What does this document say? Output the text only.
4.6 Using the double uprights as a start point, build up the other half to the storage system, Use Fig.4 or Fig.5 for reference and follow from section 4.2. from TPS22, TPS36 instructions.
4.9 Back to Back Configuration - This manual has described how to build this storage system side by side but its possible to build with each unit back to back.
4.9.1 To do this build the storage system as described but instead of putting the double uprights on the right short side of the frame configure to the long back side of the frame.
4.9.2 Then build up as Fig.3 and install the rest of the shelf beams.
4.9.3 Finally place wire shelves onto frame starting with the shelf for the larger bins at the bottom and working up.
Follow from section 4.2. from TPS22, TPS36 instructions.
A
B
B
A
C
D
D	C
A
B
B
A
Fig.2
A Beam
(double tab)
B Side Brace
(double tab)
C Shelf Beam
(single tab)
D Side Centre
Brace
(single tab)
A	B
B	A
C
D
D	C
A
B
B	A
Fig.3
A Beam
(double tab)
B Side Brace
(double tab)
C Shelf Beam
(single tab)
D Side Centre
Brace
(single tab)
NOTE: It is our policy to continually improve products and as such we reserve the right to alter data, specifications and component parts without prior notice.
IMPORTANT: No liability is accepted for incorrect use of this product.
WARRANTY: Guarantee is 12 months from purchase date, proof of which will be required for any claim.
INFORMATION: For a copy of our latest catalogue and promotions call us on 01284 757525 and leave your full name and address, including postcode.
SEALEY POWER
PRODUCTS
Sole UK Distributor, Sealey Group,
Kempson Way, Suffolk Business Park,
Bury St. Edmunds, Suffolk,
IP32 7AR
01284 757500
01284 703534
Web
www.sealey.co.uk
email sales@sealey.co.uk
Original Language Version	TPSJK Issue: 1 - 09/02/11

• _Request_
Reproduce the full listing above, character for character.

• _Expected answer_
What does this document say? Output the text only.
4.6 Using the double uprights as a start point, build up the other half to the storage system, Use Fig.4 or Fig.5 for reference and follow from section 4.2. from TPS22, TPS36 instructions.
4.9 Back to Back Configuration - This manual has described how to build this storage system side by side but its possible to build with each unit back to back.
4.9.1 To do this build the storage system as described but instead of putting the double uprights on the right short side of the frame configure to the long back side of the frame.
4.9.2 Then build up as Fig.3 and install the rest of the shelf beams.
4.9.3 Finally place wire shelves onto frame starting with the shelf for the larger bins at the bottom and working up.
Follow from section 4.2. from TPS22, TPS36 instructions.
A
B
B
A
C
D
D	C
A
B
B
A
Fig.2
A Beam
(double tab)
B Side Brace
(double tab)
C Shelf Beam
(single tab)
D Side Centre
Brace
(single tab)
A	B
B	A
C
D
D	C
A
B
B	A
Fig.3
A Beam
(double tab)
B Side Brace
(double tab)
C Shelf Beam
(single tab)
D Side Centre
Brace
(single tab)
NOTE: It is our policy to continually improve products and as such we reserve the right to alter data, specifications and component parts without prior notice.
IMPORTANT: No liability is accepted for incorrect use of this product.
WARRANTY: Guarantee is 12 months from purchase date, proof of which will be required for any claim.
INFORMATION: For a copy of our latest catalogue and promotions call us on 01284 757525 and leave your full name and address, including postcode.
SEALEY POWER
PRODUCTS
Sole UK Distributor, Sealey Group,
Kempson Way, Suffolk Business Park,
Bury St. Edmunds, Suffolk,
IP32 7AR
01284 757500
01284 703534
Web
www.sealey.co.uk
email sales@sealey.co.uk
Original Language Version	TPSJK Issue: 1 - 09/02/11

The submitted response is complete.